— start of Data for this exercise —

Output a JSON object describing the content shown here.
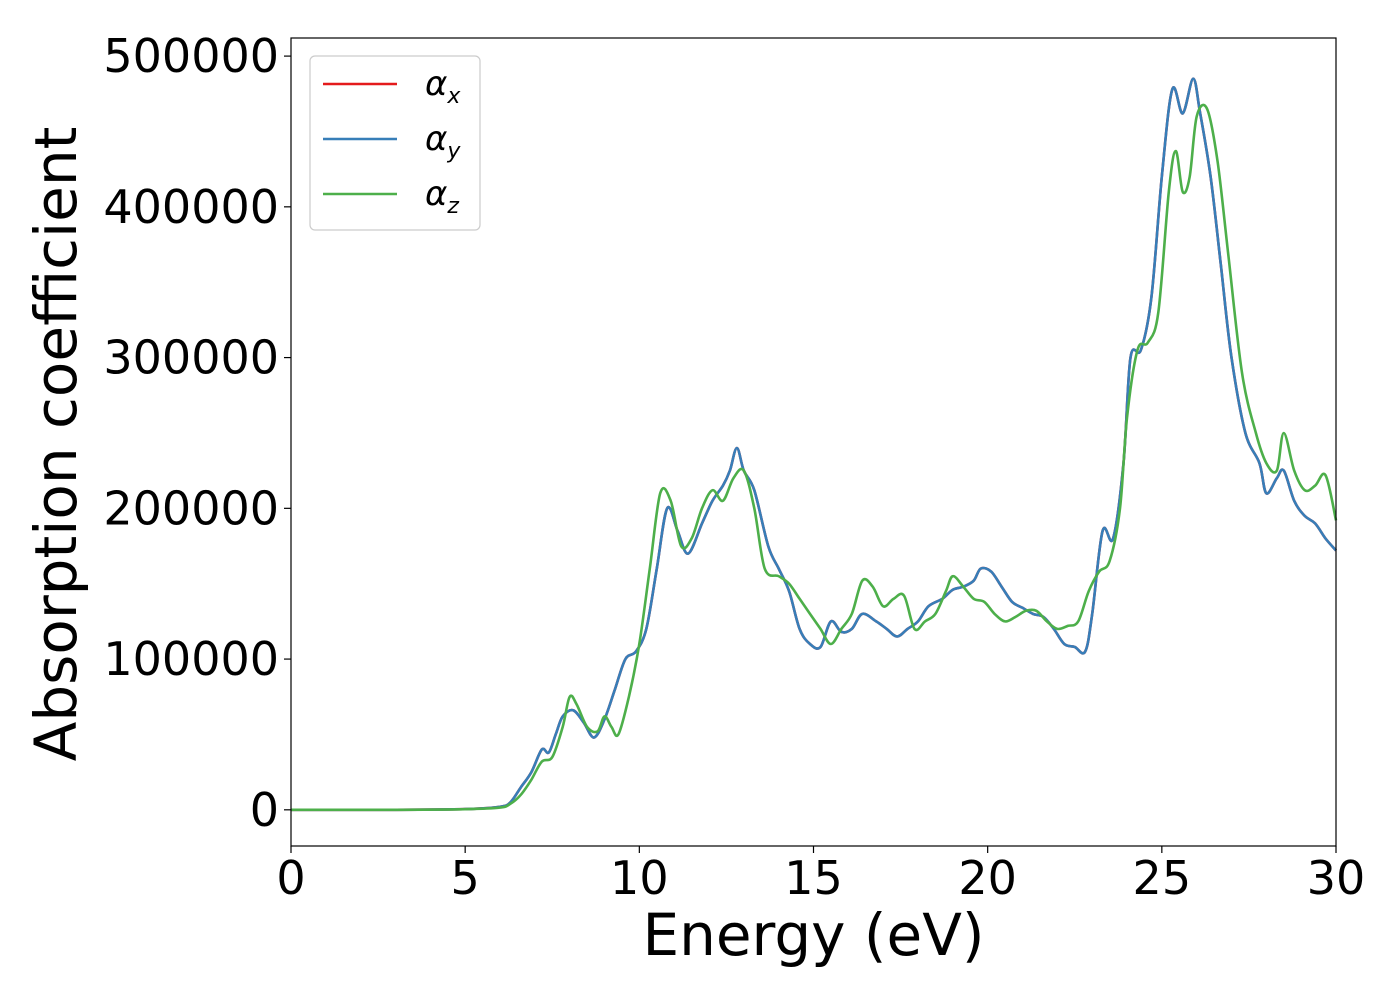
{
  "chart_data": {
    "type": "line",
    "title": "",
    "xlabel": "Energy (eV)",
    "ylabel": "Absorption coefficient",
    "xlim": [
      0,
      30
    ],
    "ylim": [
      -24000,
      512000
    ],
    "xticks": [
      0,
      5,
      10,
      15,
      20,
      25,
      30
    ],
    "xtick_labels": [
      "0",
      "5",
      "10",
      "15",
      "20",
      "25",
      "30"
    ],
    "yticks": [
      0,
      100000,
      200000,
      300000,
      400000,
      500000
    ],
    "ytick_labels": [
      "0",
      "100000",
      "200000",
      "300000",
      "400000",
      "500000"
    ],
    "grid": false,
    "legend_position": "top-left",
    "series": [
      {
        "name": "α",
        "subscript": "x",
        "color": "#e41a1c",
        "x": [
          0,
          3,
          5,
          6,
          6.3,
          6.6,
          6.9,
          7.2,
          7.4,
          7.6,
          7.8,
          8.1,
          8.4,
          8.7,
          9.0,
          9.3,
          9.6,
          9.9,
          10.2,
          10.5,
          10.8,
          11.1,
          11.4,
          11.8,
          12.1,
          12.4,
          12.6,
          12.8,
          13.0,
          13.3,
          13.7,
          14.0,
          14.3,
          14.6,
          14.9,
          15.2,
          15.5,
          15.8,
          16.1,
          16.4,
          16.8,
          17.1,
          17.4,
          17.7,
          18.0,
          18.3,
          18.7,
          19.0,
          19.3,
          19.6,
          19.8,
          20.1,
          20.4,
          20.7,
          21.0,
          21.3,
          21.6,
          21.9,
          22.2,
          22.5,
          22.8,
          23.0,
          23.3,
          23.6,
          23.9,
          24.1,
          24.4,
          24.7,
          25.0,
          25.3,
          25.6,
          25.9,
          26.1,
          26.4,
          26.7,
          27.0,
          27.4,
          27.8,
          28.0,
          28.3,
          28.5,
          28.8,
          29.1,
          29.4,
          29.7,
          30.0
        ],
        "values": [
          0,
          0,
          500,
          2000,
          5000,
          15000,
          25000,
          40000,
          38000,
          50000,
          62000,
          66000,
          58000,
          48000,
          60000,
          80000,
          100000,
          105000,
          120000,
          160000,
          200000,
          185000,
          170000,
          190000,
          205000,
          215000,
          225000,
          240000,
          225000,
          212000,
          175000,
          160000,
          145000,
          120000,
          110000,
          108000,
          125000,
          118000,
          120000,
          130000,
          125000,
          120000,
          115000,
          120000,
          125000,
          135000,
          140000,
          146000,
          148000,
          152000,
          160000,
          158000,
          148000,
          138000,
          134000,
          130000,
          128000,
          120000,
          110000,
          108000,
          105000,
          130000,
          185000,
          180000,
          230000,
          300000,
          305000,
          340000,
          420000,
          478000,
          462000,
          485000,
          462000,
          420000,
          360000,
          300000,
          250000,
          230000,
          210000,
          220000,
          225000,
          205000,
          195000,
          190000,
          180000,
          172000
        ]
      },
      {
        "name": "α",
        "subscript": "y",
        "color": "#377eb8",
        "x": [
          0,
          3,
          5,
          6,
          6.3,
          6.6,
          6.9,
          7.2,
          7.4,
          7.6,
          7.8,
          8.1,
          8.4,
          8.7,
          9.0,
          9.3,
          9.6,
          9.9,
          10.2,
          10.5,
          10.8,
          11.1,
          11.4,
          11.8,
          12.1,
          12.4,
          12.6,
          12.8,
          13.0,
          13.3,
          13.7,
          14.0,
          14.3,
          14.6,
          14.9,
          15.2,
          15.5,
          15.8,
          16.1,
          16.4,
          16.8,
          17.1,
          17.4,
          17.7,
          18.0,
          18.3,
          18.7,
          19.0,
          19.3,
          19.6,
          19.8,
          20.1,
          20.4,
          20.7,
          21.0,
          21.3,
          21.6,
          21.9,
          22.2,
          22.5,
          22.8,
          23.0,
          23.3,
          23.6,
          23.9,
          24.1,
          24.4,
          24.7,
          25.0,
          25.3,
          25.6,
          25.9,
          26.1,
          26.4,
          26.7,
          27.0,
          27.4,
          27.8,
          28.0,
          28.3,
          28.5,
          28.8,
          29.1,
          29.4,
          29.7,
          30.0
        ],
        "values": [
          0,
          0,
          500,
          2000,
          5000,
          15000,
          25000,
          40000,
          38000,
          50000,
          62000,
          66000,
          58000,
          48000,
          60000,
          80000,
          100000,
          105000,
          120000,
          160000,
          200000,
          185000,
          170000,
          190000,
          205000,
          215000,
          225000,
          240000,
          225000,
          212000,
          175000,
          160000,
          145000,
          120000,
          110000,
          108000,
          125000,
          118000,
          120000,
          130000,
          125000,
          120000,
          115000,
          120000,
          125000,
          135000,
          140000,
          146000,
          148000,
          152000,
          160000,
          158000,
          148000,
          138000,
          134000,
          130000,
          128000,
          120000,
          110000,
          108000,
          105000,
          130000,
          185000,
          180000,
          230000,
          300000,
          305000,
          340000,
          420000,
          478000,
          462000,
          485000,
          462000,
          420000,
          360000,
          300000,
          250000,
          230000,
          210000,
          220000,
          225000,
          205000,
          195000,
          190000,
          180000,
          172000
        ]
      },
      {
        "name": "α",
        "subscript": "z",
        "color": "#4daf4a",
        "x": [
          0,
          3,
          5,
          6,
          6.3,
          6.6,
          6.9,
          7.2,
          7.5,
          7.8,
          8.0,
          8.2,
          8.5,
          8.8,
          9.0,
          9.2,
          9.4,
          9.7,
          10.0,
          10.3,
          10.6,
          10.9,
          11.2,
          11.5,
          11.8,
          12.1,
          12.4,
          12.7,
          13.0,
          13.3,
          13.6,
          14.0,
          14.3,
          14.6,
          14.9,
          15.2,
          15.5,
          15.8,
          16.1,
          16.4,
          16.7,
          17.0,
          17.3,
          17.6,
          17.9,
          18.2,
          18.5,
          18.8,
          19.0,
          19.3,
          19.6,
          19.9,
          20.2,
          20.5,
          20.8,
          21.1,
          21.4,
          21.7,
          22.0,
          22.3,
          22.6,
          22.9,
          23.2,
          23.5,
          23.8,
          24.0,
          24.3,
          24.6,
          24.9,
          25.2,
          25.4,
          25.6,
          25.8,
          26.0,
          26.3,
          26.6,
          26.9,
          27.3,
          27.7,
          28.0,
          28.3,
          28.5,
          28.8,
          29.1,
          29.4,
          29.7,
          30.0
        ],
        "values": [
          0,
          0,
          400,
          1500,
          4000,
          10000,
          20000,
          32000,
          35000,
          55000,
          75000,
          70000,
          55000,
          52000,
          62000,
          55000,
          50000,
          75000,
          110000,
          160000,
          210000,
          205000,
          175000,
          180000,
          200000,
          212000,
          205000,
          220000,
          225000,
          200000,
          160000,
          155000,
          150000,
          140000,
          130000,
          120000,
          110000,
          120000,
          130000,
          152000,
          148000,
          135000,
          140000,
          142000,
          120000,
          125000,
          130000,
          145000,
          155000,
          148000,
          140000,
          138000,
          130000,
          125000,
          128000,
          132000,
          132000,
          125000,
          120000,
          122000,
          125000,
          145000,
          158000,
          165000,
          200000,
          260000,
          305000,
          310000,
          330000,
          410000,
          437000,
          410000,
          420000,
          460000,
          465000,
          430000,
          370000,
          290000,
          250000,
          230000,
          225000,
          250000,
          225000,
          212000,
          215000,
          222000,
          192000
        ]
      }
    ]
  }
}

— end of Data for this exercise —

Retype all entries exactly as they appear, dropping the images.

## Response
Output a JSON object describing the content shown here.
{
  "chart_data": {
    "type": "line",
    "title": "",
    "xlabel": "Energy (eV)",
    "ylabel": "Absorption coefficient",
    "xlim": [
      0,
      30
    ],
    "ylim": [
      -24000,
      512000
    ],
    "xticks": [
      0,
      5,
      10,
      15,
      20,
      25,
      30
    ],
    "xtick_labels": [
      "0",
      "5",
      "10",
      "15",
      "20",
      "25",
      "30"
    ],
    "yticks": [
      0,
      100000,
      200000,
      300000,
      400000,
      500000
    ],
    "ytick_labels": [
      "0",
      "100000",
      "200000",
      "300000",
      "400000",
      "500000"
    ],
    "grid": false,
    "legend_position": "top-left",
    "series": [
      {
        "name": "α",
        "subscript": "x",
        "color": "#e41a1c",
        "x": [
          0,
          3,
          5,
          6,
          6.3,
          6.6,
          6.9,
          7.2,
          7.4,
          7.6,
          7.8,
          8.1,
          8.4,
          8.7,
          9.0,
          9.3,
          9.6,
          9.9,
          10.2,
          10.5,
          10.8,
          11.1,
          11.4,
          11.8,
          12.1,
          12.4,
          12.6,
          12.8,
          13.0,
          13.3,
          13.7,
          14.0,
          14.3,
          14.6,
          14.9,
          15.2,
          15.5,
          15.8,
          16.1,
          16.4,
          16.8,
          17.1,
          17.4,
          17.7,
          18.0,
          18.3,
          18.7,
          19.0,
          19.3,
          19.6,
          19.8,
          20.1,
          20.4,
          20.7,
          21.0,
          21.3,
          21.6,
          21.9,
          22.2,
          22.5,
          22.8,
          23.0,
          23.3,
          23.6,
          23.9,
          24.1,
          24.4,
          24.7,
          25.0,
          25.3,
          25.6,
          25.9,
          26.1,
          26.4,
          26.7,
          27.0,
          27.4,
          27.8,
          28.0,
          28.3,
          28.5,
          28.8,
          29.1,
          29.4,
          29.7,
          30.0
        ],
        "values": [
          0,
          0,
          500,
          2000,
          5000,
          15000,
          25000,
          40000,
          38000,
          50000,
          62000,
          66000,
          58000,
          48000,
          60000,
          80000,
          100000,
          105000,
          120000,
          160000,
          200000,
          185000,
          170000,
          190000,
          205000,
          215000,
          225000,
          240000,
          225000,
          212000,
          175000,
          160000,
          145000,
          120000,
          110000,
          108000,
          125000,
          118000,
          120000,
          130000,
          125000,
          120000,
          115000,
          120000,
          125000,
          135000,
          140000,
          146000,
          148000,
          152000,
          160000,
          158000,
          148000,
          138000,
          134000,
          130000,
          128000,
          120000,
          110000,
          108000,
          105000,
          130000,
          185000,
          180000,
          230000,
          300000,
          305000,
          340000,
          420000,
          478000,
          462000,
          485000,
          462000,
          420000,
          360000,
          300000,
          250000,
          230000,
          210000,
          220000,
          225000,
          205000,
          195000,
          190000,
          180000,
          172000
        ]
      },
      {
        "name": "α",
        "subscript": "y",
        "color": "#377eb8",
        "x": [
          0,
          3,
          5,
          6,
          6.3,
          6.6,
          6.9,
          7.2,
          7.4,
          7.6,
          7.8,
          8.1,
          8.4,
          8.7,
          9.0,
          9.3,
          9.6,
          9.9,
          10.2,
          10.5,
          10.8,
          11.1,
          11.4,
          11.8,
          12.1,
          12.4,
          12.6,
          12.8,
          13.0,
          13.3,
          13.7,
          14.0,
          14.3,
          14.6,
          14.9,
          15.2,
          15.5,
          15.8,
          16.1,
          16.4,
          16.8,
          17.1,
          17.4,
          17.7,
          18.0,
          18.3,
          18.7,
          19.0,
          19.3,
          19.6,
          19.8,
          20.1,
          20.4,
          20.7,
          21.0,
          21.3,
          21.6,
          21.9,
          22.2,
          22.5,
          22.8,
          23.0,
          23.3,
          23.6,
          23.9,
          24.1,
          24.4,
          24.7,
          25.0,
          25.3,
          25.6,
          25.9,
          26.1,
          26.4,
          26.7,
          27.0,
          27.4,
          27.8,
          28.0,
          28.3,
          28.5,
          28.8,
          29.1,
          29.4,
          29.7,
          30.0
        ],
        "values": [
          0,
          0,
          500,
          2000,
          5000,
          15000,
          25000,
          40000,
          38000,
          50000,
          62000,
          66000,
          58000,
          48000,
          60000,
          80000,
          100000,
          105000,
          120000,
          160000,
          200000,
          185000,
          170000,
          190000,
          205000,
          215000,
          225000,
          240000,
          225000,
          212000,
          175000,
          160000,
          145000,
          120000,
          110000,
          108000,
          125000,
          118000,
          120000,
          130000,
          125000,
          120000,
          115000,
          120000,
          125000,
          135000,
          140000,
          146000,
          148000,
          152000,
          160000,
          158000,
          148000,
          138000,
          134000,
          130000,
          128000,
          120000,
          110000,
          108000,
          105000,
          130000,
          185000,
          180000,
          230000,
          300000,
          305000,
          340000,
          420000,
          478000,
          462000,
          485000,
          462000,
          420000,
          360000,
          300000,
          250000,
          230000,
          210000,
          220000,
          225000,
          205000,
          195000,
          190000,
          180000,
          172000
        ]
      },
      {
        "name": "α",
        "subscript": "z",
        "color": "#4daf4a",
        "x": [
          0,
          3,
          5,
          6,
          6.3,
          6.6,
          6.9,
          7.2,
          7.5,
          7.8,
          8.0,
          8.2,
          8.5,
          8.8,
          9.0,
          9.2,
          9.4,
          9.7,
          10.0,
          10.3,
          10.6,
          10.9,
          11.2,
          11.5,
          11.8,
          12.1,
          12.4,
          12.7,
          13.0,
          13.3,
          13.6,
          14.0,
          14.3,
          14.6,
          14.9,
          15.2,
          15.5,
          15.8,
          16.1,
          16.4,
          16.7,
          17.0,
          17.3,
          17.6,
          17.9,
          18.2,
          18.5,
          18.8,
          19.0,
          19.3,
          19.6,
          19.9,
          20.2,
          20.5,
          20.8,
          21.1,
          21.4,
          21.7,
          22.0,
          22.3,
          22.6,
          22.9,
          23.2,
          23.5,
          23.8,
          24.0,
          24.3,
          24.6,
          24.9,
          25.2,
          25.4,
          25.6,
          25.8,
          26.0,
          26.3,
          26.6,
          26.9,
          27.3,
          27.7,
          28.0,
          28.3,
          28.5,
          28.8,
          29.1,
          29.4,
          29.7,
          30.0
        ],
        "values": [
          0,
          0,
          400,
          1500,
          4000,
          10000,
          20000,
          32000,
          35000,
          55000,
          75000,
          70000,
          55000,
          52000,
          62000,
          55000,
          50000,
          75000,
          110000,
          160000,
          210000,
          205000,
          175000,
          180000,
          200000,
          212000,
          205000,
          220000,
          225000,
          200000,
          160000,
          155000,
          150000,
          140000,
          130000,
          120000,
          110000,
          120000,
          130000,
          152000,
          148000,
          135000,
          140000,
          142000,
          120000,
          125000,
          130000,
          145000,
          155000,
          148000,
          140000,
          138000,
          130000,
          125000,
          128000,
          132000,
          132000,
          125000,
          120000,
          122000,
          125000,
          145000,
          158000,
          165000,
          200000,
          260000,
          305000,
          310000,
          330000,
          410000,
          437000,
          410000,
          420000,
          460000,
          465000,
          430000,
          370000,
          290000,
          250000,
          230000,
          225000,
          250000,
          225000,
          212000,
          215000,
          222000,
          192000
        ]
      }
    ]
  }
}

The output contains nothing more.